GOAL:
Every record should be written out exactly, with the pictures left out.
--- Begin INPUT DATA ---
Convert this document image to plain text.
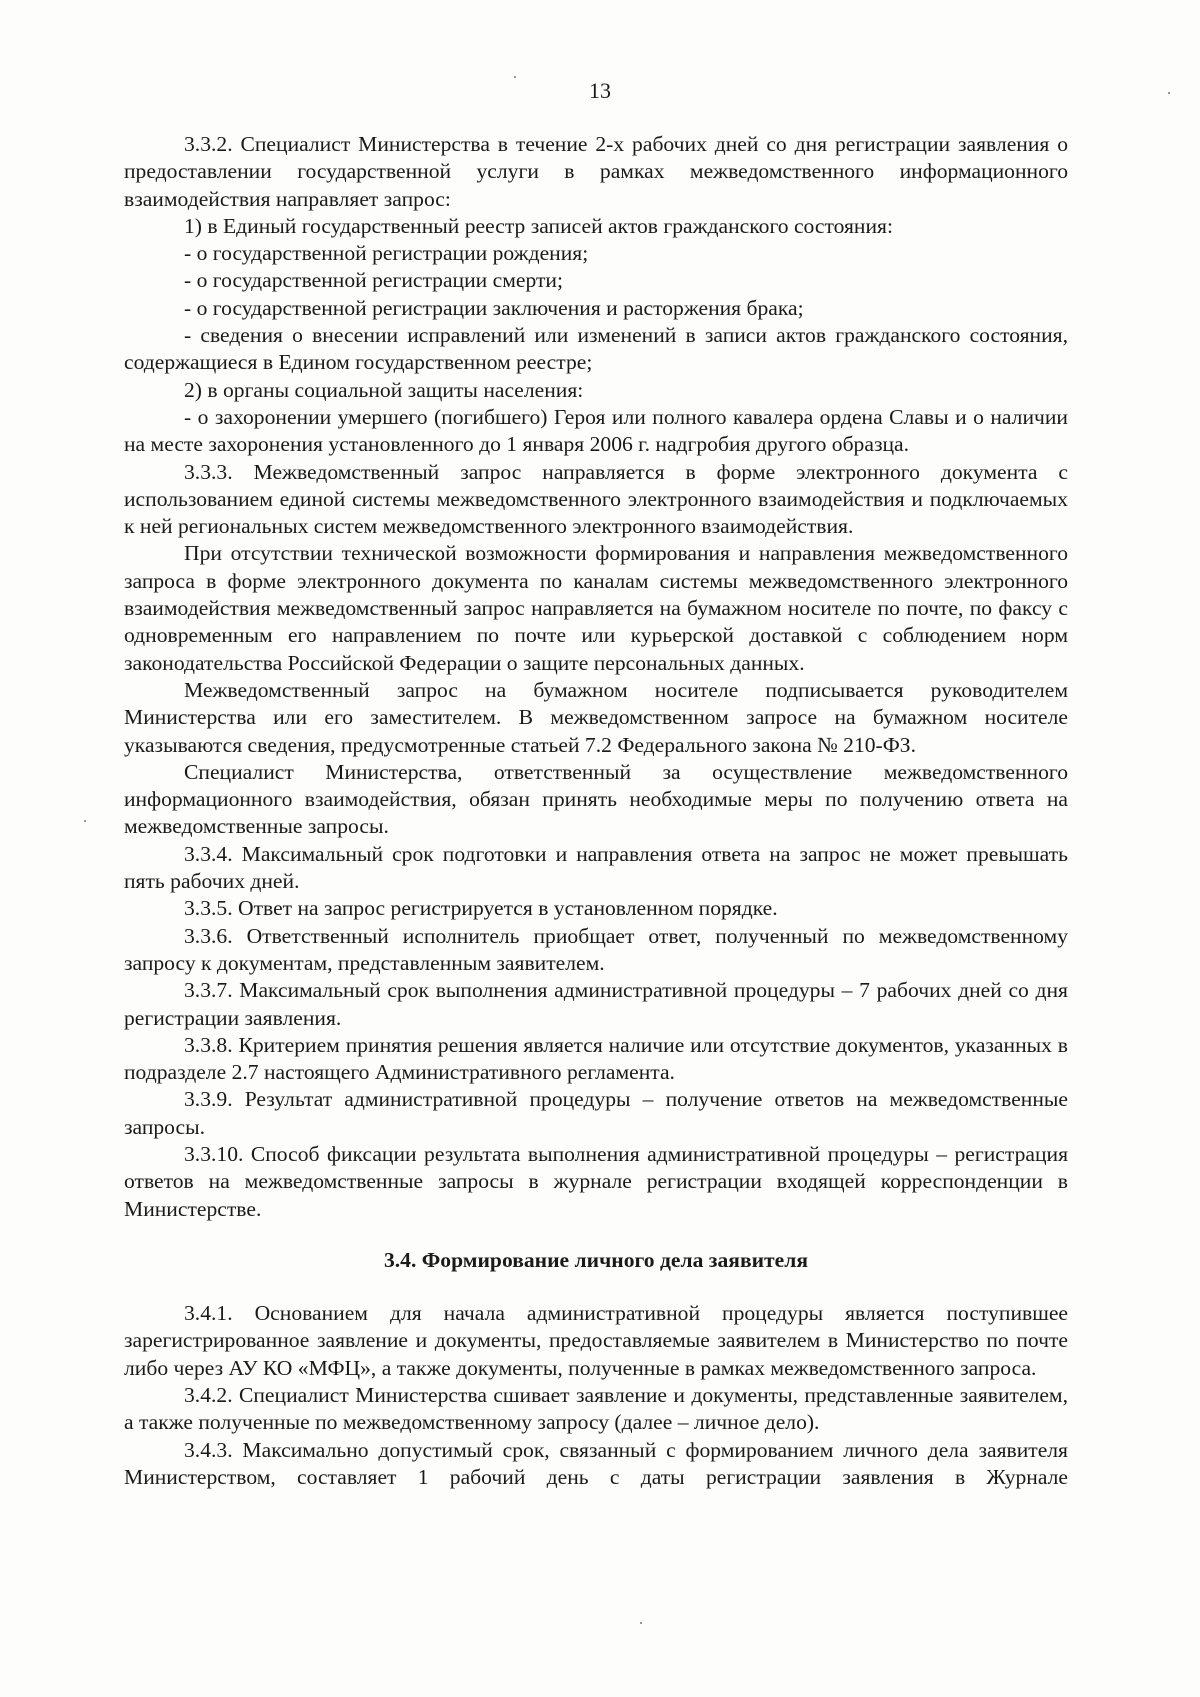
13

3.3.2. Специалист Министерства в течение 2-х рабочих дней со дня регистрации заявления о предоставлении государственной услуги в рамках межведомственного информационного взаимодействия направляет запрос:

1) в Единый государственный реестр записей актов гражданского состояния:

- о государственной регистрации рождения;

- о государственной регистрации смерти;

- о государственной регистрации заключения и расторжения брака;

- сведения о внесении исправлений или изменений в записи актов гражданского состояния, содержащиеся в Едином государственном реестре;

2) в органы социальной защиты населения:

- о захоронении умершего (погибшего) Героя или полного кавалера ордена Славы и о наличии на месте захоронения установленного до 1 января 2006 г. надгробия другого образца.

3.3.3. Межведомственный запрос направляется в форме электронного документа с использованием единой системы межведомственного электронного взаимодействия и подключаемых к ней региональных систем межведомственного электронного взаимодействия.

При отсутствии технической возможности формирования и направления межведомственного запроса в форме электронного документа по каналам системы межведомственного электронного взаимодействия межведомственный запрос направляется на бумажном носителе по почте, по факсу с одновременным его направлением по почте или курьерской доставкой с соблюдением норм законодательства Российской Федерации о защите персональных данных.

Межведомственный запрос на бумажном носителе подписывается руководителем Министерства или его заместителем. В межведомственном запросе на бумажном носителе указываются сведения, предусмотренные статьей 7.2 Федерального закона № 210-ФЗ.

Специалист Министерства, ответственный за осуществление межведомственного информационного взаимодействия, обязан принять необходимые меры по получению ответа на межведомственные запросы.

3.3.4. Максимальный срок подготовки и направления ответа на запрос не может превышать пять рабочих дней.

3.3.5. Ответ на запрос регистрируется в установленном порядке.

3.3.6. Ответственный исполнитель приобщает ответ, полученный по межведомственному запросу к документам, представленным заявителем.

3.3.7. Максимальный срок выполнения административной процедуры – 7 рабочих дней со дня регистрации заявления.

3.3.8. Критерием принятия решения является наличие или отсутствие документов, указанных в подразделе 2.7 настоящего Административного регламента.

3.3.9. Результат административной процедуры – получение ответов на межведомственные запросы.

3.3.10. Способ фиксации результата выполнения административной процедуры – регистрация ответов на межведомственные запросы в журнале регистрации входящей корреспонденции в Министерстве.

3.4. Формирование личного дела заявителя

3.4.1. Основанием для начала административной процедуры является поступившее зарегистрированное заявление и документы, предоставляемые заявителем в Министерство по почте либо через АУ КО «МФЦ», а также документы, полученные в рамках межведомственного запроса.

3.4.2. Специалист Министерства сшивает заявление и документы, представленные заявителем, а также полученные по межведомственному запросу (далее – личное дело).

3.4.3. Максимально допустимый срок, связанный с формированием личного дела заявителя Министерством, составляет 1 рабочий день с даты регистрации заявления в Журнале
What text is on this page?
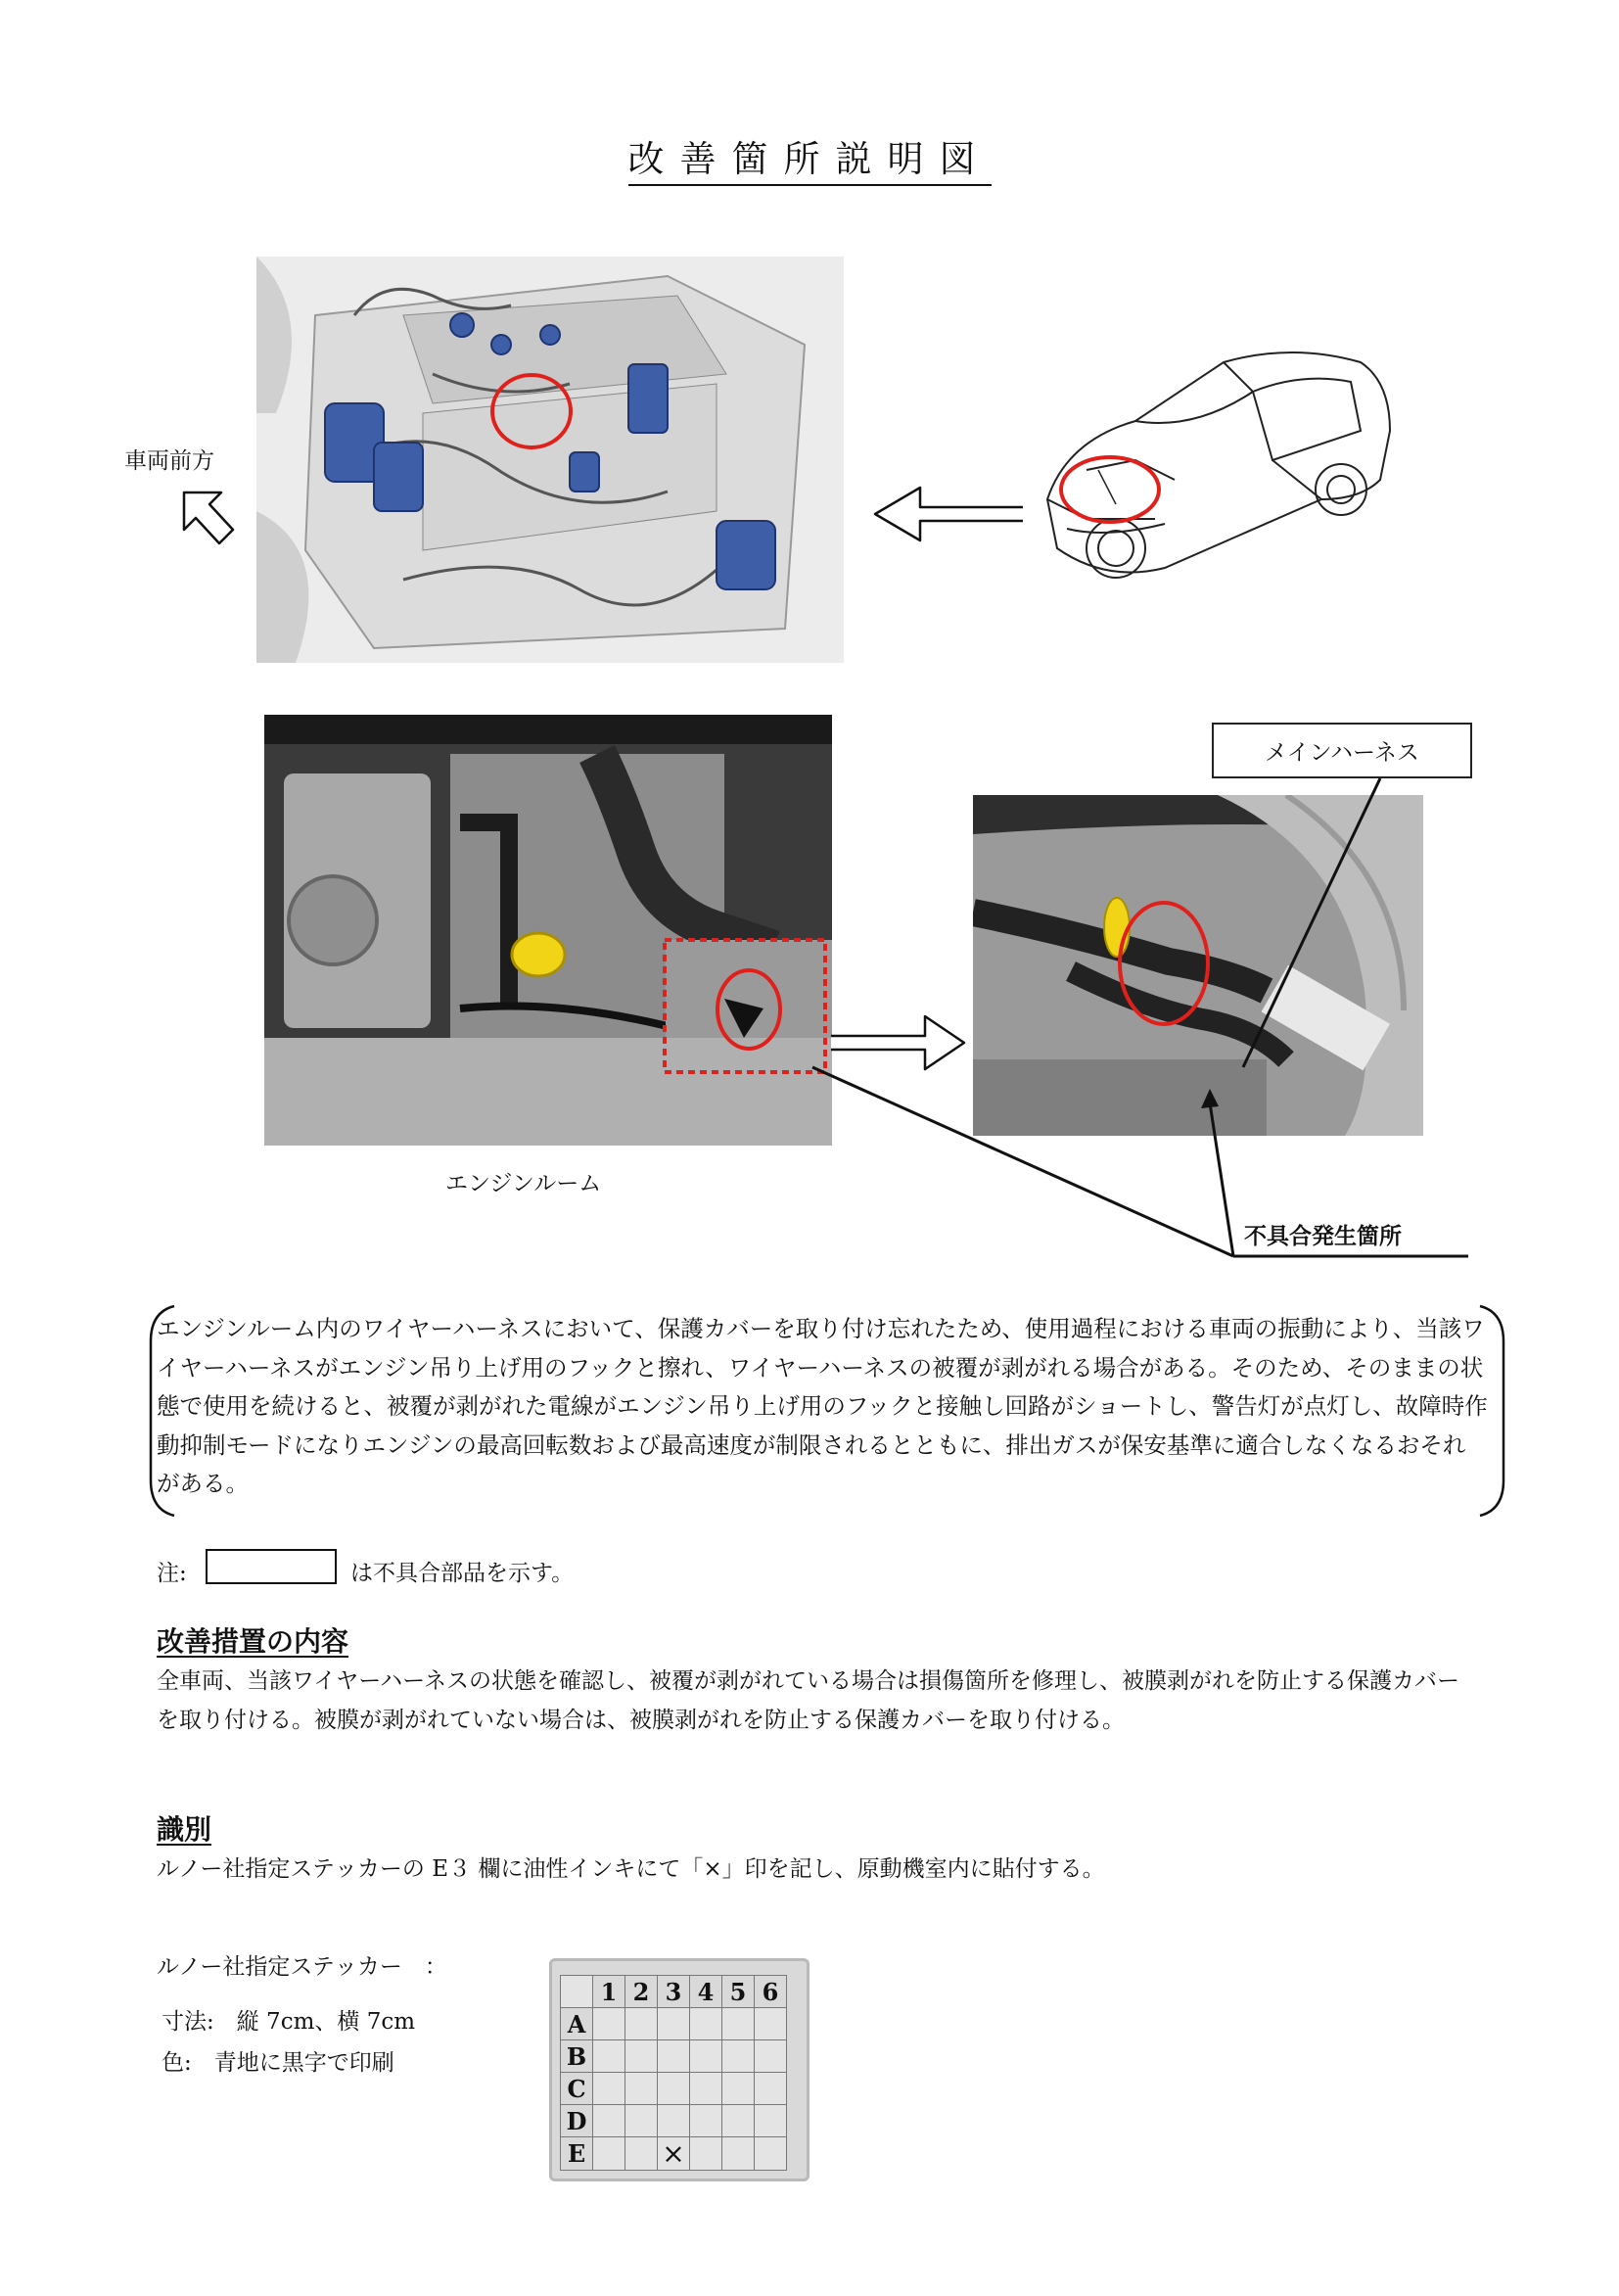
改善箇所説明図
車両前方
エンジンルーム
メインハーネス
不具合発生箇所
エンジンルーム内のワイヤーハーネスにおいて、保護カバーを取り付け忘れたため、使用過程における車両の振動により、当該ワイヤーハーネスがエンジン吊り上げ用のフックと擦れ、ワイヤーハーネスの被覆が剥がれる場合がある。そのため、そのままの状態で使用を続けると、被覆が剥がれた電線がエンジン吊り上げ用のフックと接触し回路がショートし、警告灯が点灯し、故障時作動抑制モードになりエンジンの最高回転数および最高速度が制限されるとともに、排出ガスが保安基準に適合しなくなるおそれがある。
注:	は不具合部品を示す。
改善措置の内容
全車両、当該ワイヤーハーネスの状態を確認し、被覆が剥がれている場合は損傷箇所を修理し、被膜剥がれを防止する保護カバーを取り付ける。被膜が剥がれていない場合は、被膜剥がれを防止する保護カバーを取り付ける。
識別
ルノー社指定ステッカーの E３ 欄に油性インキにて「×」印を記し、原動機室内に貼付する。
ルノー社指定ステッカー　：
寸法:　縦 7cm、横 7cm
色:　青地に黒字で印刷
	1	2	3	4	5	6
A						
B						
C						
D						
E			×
--- End INPUT DATA ---
TASK SOLUTION:
Convert this document image to plain text.
13

3.3.2. Специалист Министерства в течение 2-х рабочих дней со дня регистрации заявления о предоставлении государственной услуги в рамках межведомственного информационного взаимодействия направляет запрос:

1) в Единый государственный реестр записей актов гражданского состояния:

- о государственной регистрации рождения;

- о государственной регистрации смерти;

- о государственной регистрации заключения и расторжения брака;

- сведения о внесении исправлений или изменений в записи актов гражданского состояния, содержащиеся в Едином государственном реестре;

2) в органы социальной защиты населения:

- о захоронении умершего (погибшего) Героя или полного кавалера ордена Славы и о наличии на месте захоронения установленного до 1 января 2006 г. надгробия другого образца.

3.3.3. Межведомственный запрос направляется в форме электронного документа с использованием единой системы межведомственного электронного взаимодействия и подключаемых к ней региональных систем межведомственного электронного взаимодействия.

При отсутствии технической возможности формирования и направления межведомственного запроса в форме электронного документа по каналам системы межведомственного электронного взаимодействия межведомственный запрос направляется на бумажном носителе по почте, по факсу с одновременным его направлением по почте или курьерской доставкой с соблюдением норм законодательства Российской Федерации о защите персональных данных.

Межведомственный запрос на бумажном носителе подписывается руководителем Министерства или его заместителем. В межведомственном запросе на бумажном носителе указываются сведения, предусмотренные статьей 7.2 Федерального закона № 210-ФЗ.

Специалист Министерства, ответственный за осуществление межведомственного информационного взаимодействия, обязан принять необходимые меры по получению ответа на межведомственные запросы.

3.3.4. Максимальный срок подготовки и направления ответа на запрос не может превышать пять рабочих дней.

3.3.5. Ответ на запрос регистрируется в установленном порядке.

3.3.6. Ответственный исполнитель приобщает ответ, полученный по межведомственному запросу к документам, представленным заявителем.

3.3.7. Максимальный срок выполнения административной процедуры – 7 рабочих дней со дня регистрации заявления.

3.3.8. Критерием принятия решения является наличие или отсутствие документов, указанных в подразделе 2.7 настоящего Административного регламента.

3.3.9. Результат административной процедуры – получение ответов на межведомственные запросы.

3.3.10. Способ фиксации результата выполнения административной процедуры – регистрация ответов на межведомственные запросы в журнале регистрации входящей корреспонденции в Министерстве.

3.4. Формирование личного дела заявителя

3.4.1. Основанием для начала административной процедуры является поступившее зарегистрированное заявление и документы, предоставляемые заявителем в Министерство по почте либо через АУ КО «МФЦ», а также документы, полученные в рамках межведомственного запроса.

3.4.2. Специалист Министерства сшивает заявление и документы, представленные заявителем, а также полученные по межведомственному запросу (далее – личное дело).

3.4.3. Максимально допустимый срок, связанный с формированием личного дела заявителя Министерством, составляет 1 рабочий день с даты регистрации заявления в Журнале
What text is on this page?
改善箇所説明図
車両前方
エンジンルーム
メインハーネス
不具合発生箇所
エンジンルーム内のワイヤーハーネスにおいて、保護カバーを取り付け忘れたため、使用過程における車両の振動により、当該ワイヤーハーネスがエンジン吊り上げ用のフックと擦れ、ワイヤーハーネスの被覆が剥がれる場合がある。そのため、そのままの状態で使用を続けると、被覆が剥がれた電線がエンジン吊り上げ用のフックと接触し回路がショートし、警告灯が点灯し、故障時作動抑制モードになりエンジンの最高回転数および最高速度が制限されるとともに、排出ガスが保安基準に適合しなくなるおそれがある。
注:	は不具合部品を示す。
改善措置の内容
全車両、当該ワイヤーハーネスの状態を確認し、被覆が剥がれている場合は損傷箇所を修理し、被膜剥がれを防止する保護カバーを取り付ける。被膜が剥がれていない場合は、被膜剥がれを防止する保護カバーを取り付ける。
識別
ルノー社指定ステッカーの E３ 欄に油性インキにて「×」印を記し、原動機室内に貼付する。
ルノー社指定ステッカー　：
寸法:　縦 7cm、横 7cm
色:　青地に黒字で印刷
	1	2	3	4	5	6
A						
B						
C						
D						
E			×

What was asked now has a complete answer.